● **DIRECTIVE**: Find the string "name" in the listing and report every line that has it.

● **SOURCE MATERIAL**:
--- START ---

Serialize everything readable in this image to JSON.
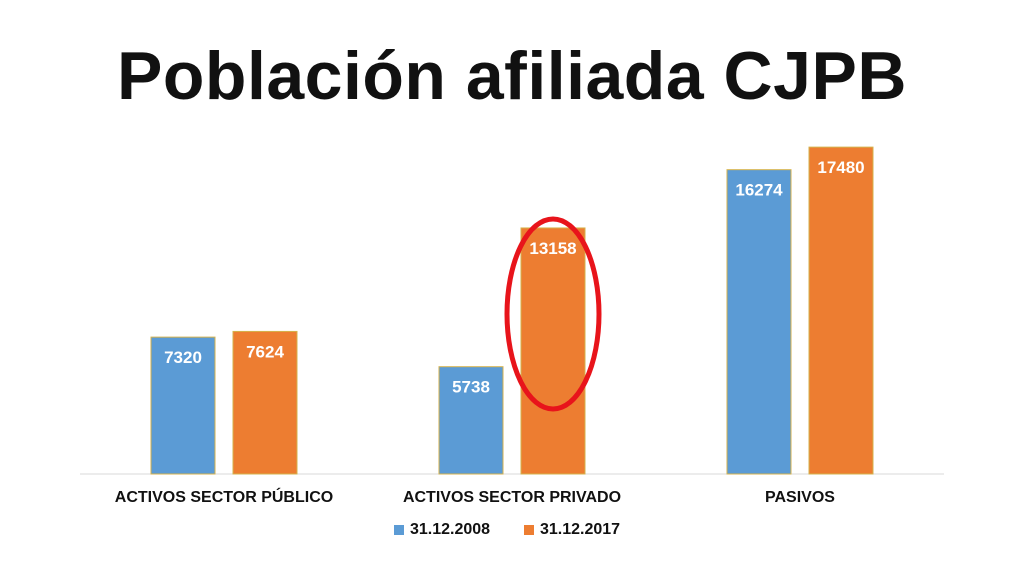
{
  "slide": {
    "title": "Población afiliada CJPB"
  },
  "chart_data": {
    "type": "bar",
    "title": "",
    "xlabel": "",
    "ylabel": "",
    "categories": [
      "ACTIVOS SECTOR PÚBLICO",
      "ACTIVOS SECTOR PRIVADO",
      "PASIVOS"
    ],
    "series": [
      {
        "name": "31.12.2008",
        "color": "#5b9bd5",
        "values": [
          7320,
          5738,
          16274
        ]
      },
      {
        "name": "31.12.2017",
        "color": "#ed7d31",
        "values": [
          7624,
          13158,
          17480
        ]
      }
    ],
    "ylim": [
      0,
      20000
    ],
    "grid": false,
    "legend": "bottom",
    "data_labels": true,
    "annotation": {
      "shape": "ellipse",
      "color": "#e8141b",
      "highlight_category": "ACTIVOS SECTOR PRIVADO",
      "highlight_series": "31.12.2017"
    }
  }
}
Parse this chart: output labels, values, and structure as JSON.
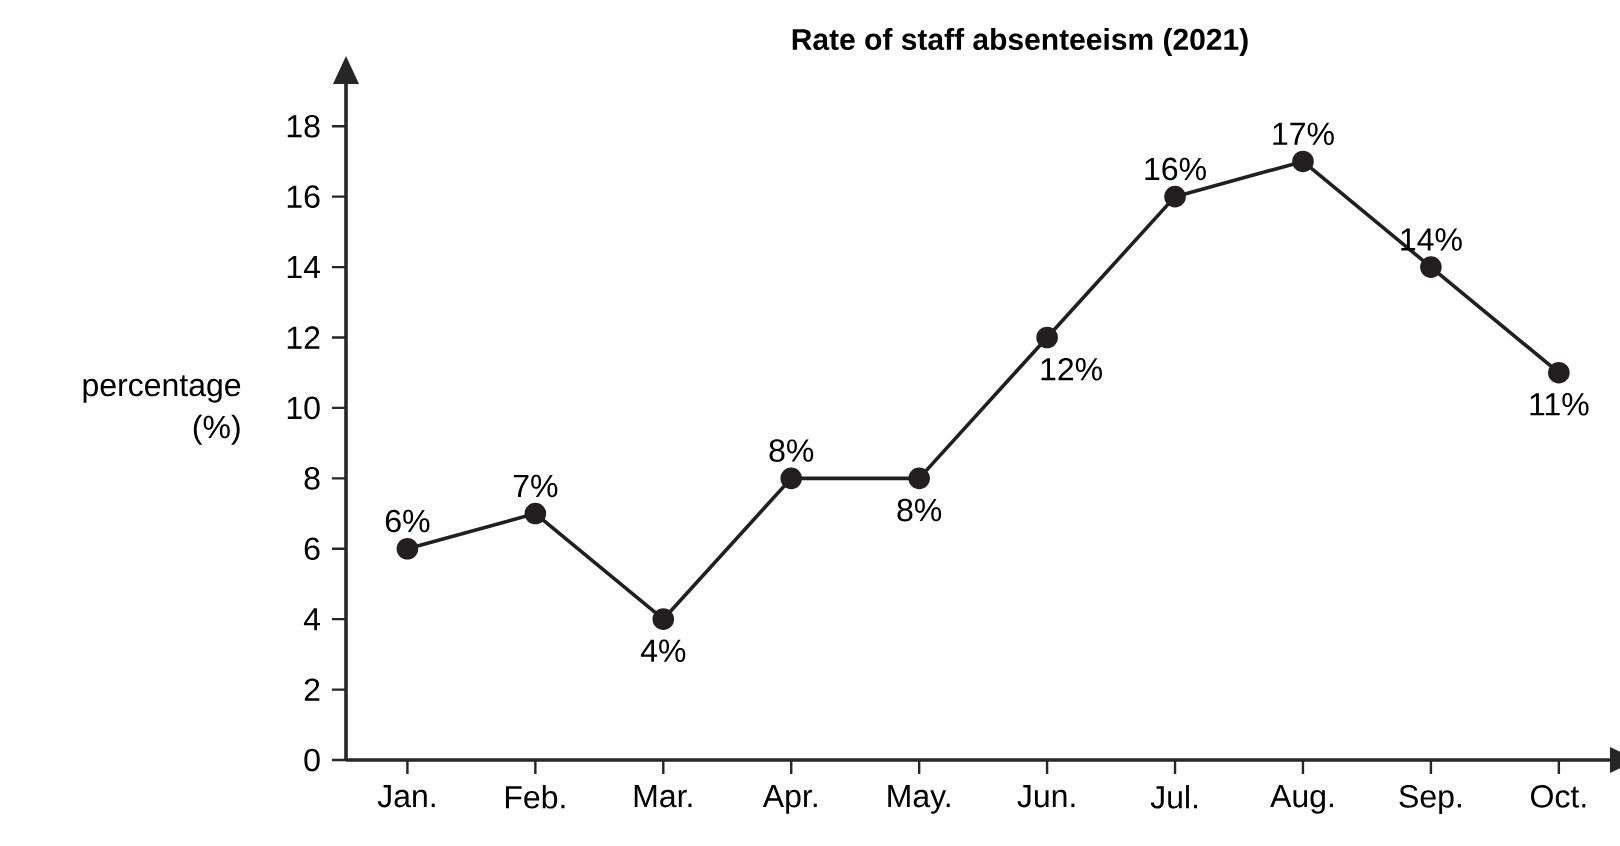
{
  "chart_data": {
    "type": "line",
    "title": "Rate of staff absenteeism (2021)",
    "ylabel": "percentage\n(%)",
    "categories": [
      "Jan.",
      "Feb.",
      "Mar.",
      "Apr.",
      "May.",
      "Jun.",
      "Jul.",
      "Aug.",
      "Sep.",
      "Oct."
    ],
    "series": [
      {
        "color": "#231f20",
        "values": [
          6,
          7,
          4,
          8,
          8,
          12,
          16,
          17,
          14,
          11
        ],
        "value_labels": [
          "6%",
          "7%",
          "4%",
          "8%",
          "8%",
          "12%",
          "16%",
          "17%",
          "14%",
          "11%"
        ]
      }
    ],
    "ylim": [
      0,
      19.2
    ],
    "yticks": [
      0,
      2,
      4,
      6,
      8,
      10,
      12,
      14,
      16,
      18
    ],
    "grid": false,
    "marker": "circle",
    "line_style": "solid"
  }
}
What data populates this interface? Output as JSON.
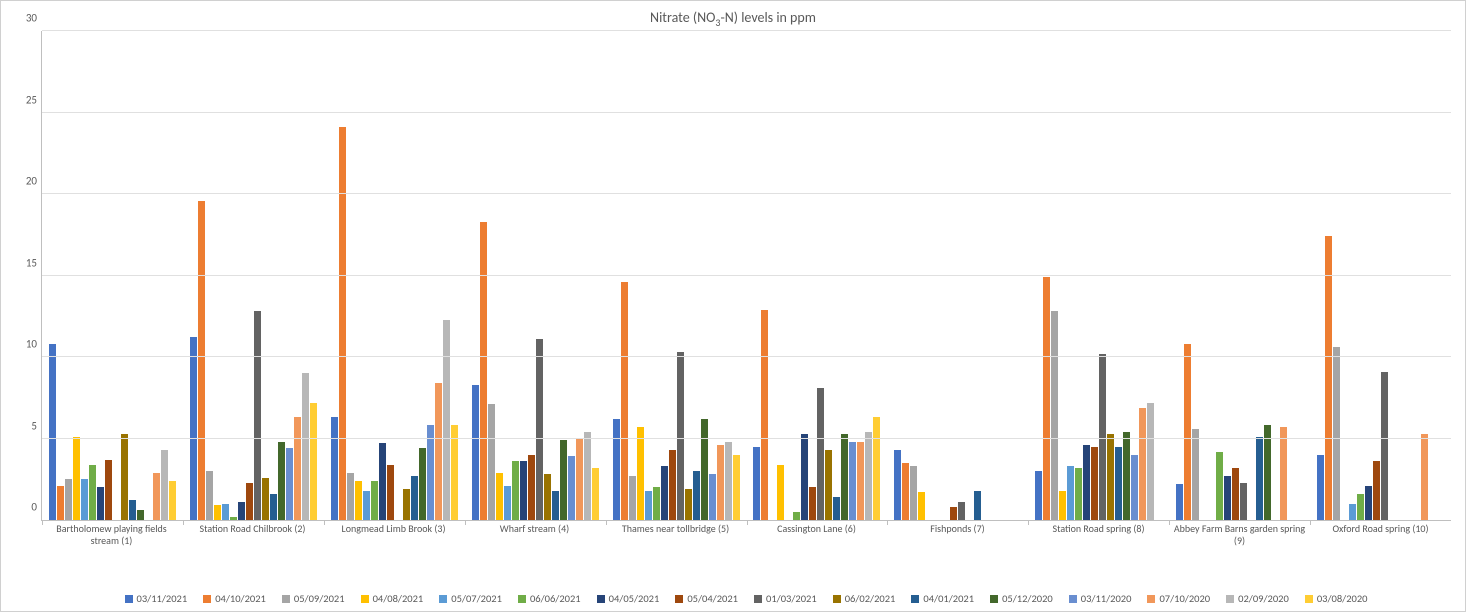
{
  "chart": {
    "type": "bar",
    "title_prefix": "Nitrate (NO",
    "title_sub": "3",
    "title_suffix": "-N) levels in ppm",
    "title_fontsize": 14,
    "title_color": "#595959",
    "background_color": "#ffffff",
    "border_color": "#d0d0d0",
    "grid_color": "#e0e0e0",
    "axis_color": "#bfbfbf",
    "label_color": "#595959",
    "label_fontsize": 10,
    "ylim": [
      0,
      30
    ],
    "ytick_step": 5,
    "yticks": [
      0,
      5,
      10,
      15,
      20,
      25,
      30
    ],
    "categories": [
      "Bartholomew playing fields stream (1)",
      "Station Road Chilbrook (2)",
      "Longmead Limb Brook (3)",
      "Wharf stream (4)",
      "Thames near tollbridge (5)",
      "Cassington Lane (6)",
      "Fishponds (7)",
      "Station Road spring (8)",
      "Abbey Farm Barns garden spring (9)",
      "Oxford Road spring (10)"
    ],
    "series": [
      {
        "label": "03/11/2021",
        "color": "#4472c4",
        "values": [
          10.8,
          11.2,
          6.3,
          8.3,
          6.2,
          4.5,
          4.3,
          3.0,
          2.2,
          4.0
        ]
      },
      {
        "label": "04/10/2021",
        "color": "#ed7d31",
        "values": [
          2.1,
          19.6,
          24.1,
          18.3,
          14.6,
          12.9,
          3.5,
          14.9,
          10.8,
          17.4
        ]
      },
      {
        "label": "05/09/2021",
        "color": "#a5a5a5",
        "values": [
          2.5,
          3.0,
          2.9,
          7.1,
          2.7,
          null,
          3.3,
          12.8,
          5.6,
          10.6
        ]
      },
      {
        "label": "04/08/2021",
        "color": "#ffc000",
        "values": [
          5.1,
          0.9,
          2.4,
          2.9,
          5.7,
          3.4,
          1.7,
          1.8,
          null,
          null
        ]
      },
      {
        "label": "05/07/2021",
        "color": "#5b9bd5",
        "values": [
          2.5,
          1.0,
          1.8,
          2.1,
          1.8,
          null,
          null,
          3.3,
          null,
          1.0
        ]
      },
      {
        "label": "06/06/2021",
        "color": "#70ad47",
        "values": [
          3.4,
          0.2,
          2.4,
          3.6,
          2.0,
          0.5,
          null,
          3.2,
          4.2,
          1.6
        ]
      },
      {
        "label": "04/05/2021",
        "color": "#264478",
        "values": [
          2.0,
          1.1,
          4.7,
          3.6,
          3.3,
          5.3,
          null,
          4.6,
          2.7,
          2.1
        ]
      },
      {
        "label": "05/04/2021",
        "color": "#9e480e",
        "values": [
          3.7,
          2.3,
          3.4,
          4.0,
          4.3,
          2.0,
          0.8,
          4.5,
          3.2,
          3.6
        ]
      },
      {
        "label": "01/03/2021",
        "color": "#636363",
        "values": [
          null,
          12.8,
          null,
          11.1,
          10.3,
          8.1,
          1.1,
          10.2,
          2.3,
          9.1
        ]
      },
      {
        "label": "06/02/2021",
        "color": "#997300",
        "values": [
          5.3,
          2.6,
          1.9,
          2.8,
          1.9,
          4.3,
          null,
          5.3,
          null,
          null
        ]
      },
      {
        "label": "04/01/2021",
        "color": "#255e91",
        "values": [
          1.2,
          1.6,
          2.7,
          1.8,
          3.0,
          1.4,
          1.8,
          4.5,
          5.1,
          null
        ]
      },
      {
        "label": "05/12/2020",
        "color": "#43682b",
        "values": [
          0.6,
          4.8,
          4.4,
          4.9,
          6.2,
          5.3,
          null,
          5.4,
          5.8,
          null
        ]
      },
      {
        "label": "03/11/2020",
        "color": "#698ed0",
        "values": [
          null,
          4.4,
          5.8,
          3.9,
          2.8,
          4.8,
          null,
          4.0,
          null,
          null
        ]
      },
      {
        "label": "07/10/2020",
        "color": "#f1975a",
        "values": [
          2.9,
          6.3,
          8.4,
          5.0,
          4.6,
          4.8,
          null,
          6.9,
          5.7,
          5.3
        ]
      },
      {
        "label": "02/09/2020",
        "color": "#b7b7b7",
        "values": [
          4.3,
          9.0,
          12.3,
          5.4,
          4.8,
          5.4,
          null,
          7.2,
          null,
          null
        ]
      },
      {
        "label": "03/08/2020",
        "color": "#ffcd33",
        "values": [
          2.4,
          7.2,
          5.8,
          3.2,
          4.0,
          6.3,
          null,
          null,
          null,
          null
        ]
      }
    ]
  }
}
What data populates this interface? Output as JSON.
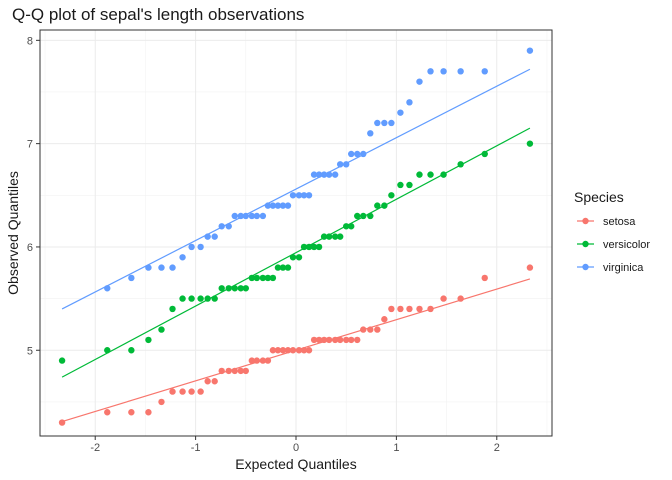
{
  "chart_data": {
    "type": "scatter",
    "title": "Q-Q plot of sepal's length observations",
    "xlabel": "Expected Quantiles",
    "ylabel": "Observed Quantiles",
    "xlim": [
      -2.55,
      2.55
    ],
    "ylim": [
      4.17,
      8.1
    ],
    "x_ticks": [
      -2,
      -1,
      0,
      1,
      2
    ],
    "y_ticks": [
      5,
      6,
      7,
      8
    ],
    "grid": true,
    "legend": {
      "title": "Species",
      "placement": "right"
    },
    "series": [
      {
        "name": "setosa",
        "color": "#F8766D",
        "line": [
          [
            -2.33,
            4.31
          ],
          [
            2.33,
            5.69
          ]
        ],
        "points": [
          [
            -2.33,
            4.3
          ],
          [
            -1.88,
            4.4
          ],
          [
            -1.64,
            4.4
          ],
          [
            -1.47,
            4.4
          ],
          [
            -1.34,
            4.5
          ],
          [
            -1.23,
            4.6
          ],
          [
            -1.13,
            4.6
          ],
          [
            -1.04,
            4.6
          ],
          [
            -0.95,
            4.6
          ],
          [
            -0.88,
            4.7
          ],
          [
            -0.81,
            4.7
          ],
          [
            -0.74,
            4.8
          ],
          [
            -0.67,
            4.8
          ],
          [
            -0.61,
            4.8
          ],
          [
            -0.55,
            4.8
          ],
          [
            -0.5,
            4.8
          ],
          [
            -0.44,
            4.9
          ],
          [
            -0.39,
            4.9
          ],
          [
            -0.33,
            4.9
          ],
          [
            -0.28,
            4.9
          ],
          [
            -0.23,
            5.0
          ],
          [
            -0.18,
            5.0
          ],
          [
            -0.13,
            5.0
          ],
          [
            -0.08,
            5.0
          ],
          [
            -0.03,
            5.0
          ],
          [
            0.03,
            5.0
          ],
          [
            0.08,
            5.0
          ],
          [
            0.13,
            5.0
          ],
          [
            0.18,
            5.1
          ],
          [
            0.23,
            5.1
          ],
          [
            0.28,
            5.1
          ],
          [
            0.33,
            5.1
          ],
          [
            0.39,
            5.1
          ],
          [
            0.44,
            5.1
          ],
          [
            0.5,
            5.1
          ],
          [
            0.55,
            5.1
          ],
          [
            0.61,
            5.1
          ],
          [
            0.67,
            5.2
          ],
          [
            0.74,
            5.2
          ],
          [
            0.81,
            5.2
          ],
          [
            0.88,
            5.3
          ],
          [
            0.95,
            5.4
          ],
          [
            1.04,
            5.4
          ],
          [
            1.13,
            5.4
          ],
          [
            1.23,
            5.4
          ],
          [
            1.34,
            5.4
          ],
          [
            1.47,
            5.5
          ],
          [
            1.64,
            5.5
          ],
          [
            1.88,
            5.7
          ],
          [
            2.33,
            5.8
          ]
        ]
      },
      {
        "name": "versicolor",
        "color": "#00BA38",
        "line": [
          [
            -2.33,
            4.74
          ],
          [
            2.33,
            7.15
          ]
        ],
        "points": [
          [
            -2.33,
            4.9
          ],
          [
            -1.88,
            5.0
          ],
          [
            -1.64,
            5.0
          ],
          [
            -1.47,
            5.1
          ],
          [
            -1.34,
            5.2
          ],
          [
            -1.23,
            5.4
          ],
          [
            -1.13,
            5.5
          ],
          [
            -1.04,
            5.5
          ],
          [
            -0.95,
            5.5
          ],
          [
            -0.88,
            5.5
          ],
          [
            -0.81,
            5.5
          ],
          [
            -0.74,
            5.6
          ],
          [
            -0.67,
            5.6
          ],
          [
            -0.61,
            5.6
          ],
          [
            -0.55,
            5.6
          ],
          [
            -0.5,
            5.6
          ],
          [
            -0.44,
            5.7
          ],
          [
            -0.39,
            5.7
          ],
          [
            -0.33,
            5.7
          ],
          [
            -0.28,
            5.7
          ],
          [
            -0.23,
            5.7
          ],
          [
            -0.18,
            5.8
          ],
          [
            -0.13,
            5.8
          ],
          [
            -0.08,
            5.8
          ],
          [
            -0.03,
            5.9
          ],
          [
            0.03,
            5.9
          ],
          [
            0.08,
            6.0
          ],
          [
            0.13,
            6.0
          ],
          [
            0.18,
            6.0
          ],
          [
            0.23,
            6.0
          ],
          [
            0.28,
            6.1
          ],
          [
            0.33,
            6.1
          ],
          [
            0.39,
            6.1
          ],
          [
            0.44,
            6.1
          ],
          [
            0.5,
            6.2
          ],
          [
            0.55,
            6.2
          ],
          [
            0.61,
            6.3
          ],
          [
            0.67,
            6.3
          ],
          [
            0.74,
            6.3
          ],
          [
            0.81,
            6.4
          ],
          [
            0.88,
            6.4
          ],
          [
            0.95,
            6.5
          ],
          [
            1.04,
            6.6
          ],
          [
            1.13,
            6.6
          ],
          [
            1.23,
            6.7
          ],
          [
            1.34,
            6.7
          ],
          [
            1.47,
            6.7
          ],
          [
            1.64,
            6.8
          ],
          [
            1.88,
            6.9
          ],
          [
            2.33,
            7.0
          ]
        ]
      },
      {
        "name": "virginica",
        "color": "#619CFF",
        "line": [
          [
            -2.33,
            5.4
          ],
          [
            2.33,
            7.72
          ]
        ],
        "points": [
          [
            -1.88,
            5.6
          ],
          [
            -1.64,
            5.7
          ],
          [
            -1.47,
            5.8
          ],
          [
            -1.34,
            5.8
          ],
          [
            -1.23,
            5.8
          ],
          [
            -1.13,
            5.9
          ],
          [
            -1.04,
            6.0
          ],
          [
            -0.95,
            6.0
          ],
          [
            -0.88,
            6.1
          ],
          [
            -0.81,
            6.1
          ],
          [
            -0.74,
            6.2
          ],
          [
            -0.67,
            6.2
          ],
          [
            -0.61,
            6.3
          ],
          [
            -0.55,
            6.3
          ],
          [
            -0.5,
            6.3
          ],
          [
            -0.44,
            6.3
          ],
          [
            -0.39,
            6.3
          ],
          [
            -0.33,
            6.3
          ],
          [
            -0.28,
            6.4
          ],
          [
            -0.23,
            6.4
          ],
          [
            -0.18,
            6.4
          ],
          [
            -0.13,
            6.4
          ],
          [
            -0.08,
            6.4
          ],
          [
            -0.03,
            6.5
          ],
          [
            0.03,
            6.5
          ],
          [
            0.08,
            6.5
          ],
          [
            0.13,
            6.5
          ],
          [
            0.18,
            6.7
          ],
          [
            0.23,
            6.7
          ],
          [
            0.28,
            6.7
          ],
          [
            0.33,
            6.7
          ],
          [
            0.39,
            6.7
          ],
          [
            0.44,
            6.8
          ],
          [
            0.5,
            6.8
          ],
          [
            0.55,
            6.9
          ],
          [
            0.61,
            6.9
          ],
          [
            0.67,
            6.9
          ],
          [
            0.74,
            7.1
          ],
          [
            0.81,
            7.2
          ],
          [
            0.88,
            7.2
          ],
          [
            0.95,
            7.2
          ],
          [
            1.04,
            7.3
          ],
          [
            1.13,
            7.4
          ],
          [
            1.23,
            7.6
          ],
          [
            1.34,
            7.7
          ],
          [
            1.47,
            7.7
          ],
          [
            1.64,
            7.7
          ],
          [
            1.88,
            7.7
          ],
          [
            2.33,
            7.9
          ]
        ]
      }
    ]
  }
}
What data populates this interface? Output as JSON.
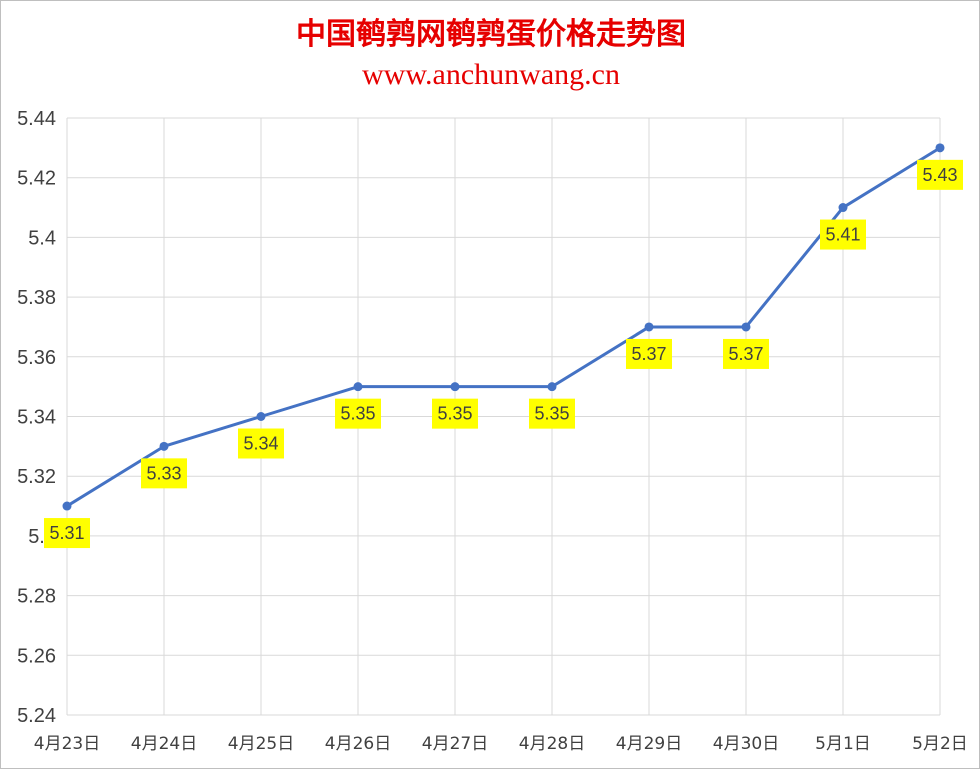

--- END ---

● **COMPLETED EXERCISE**:
        "name": "31.12.2008",
        "name": "31.12.2017",
        "name": "setosa",
        "name": "versicolor",
        "name": "virginica",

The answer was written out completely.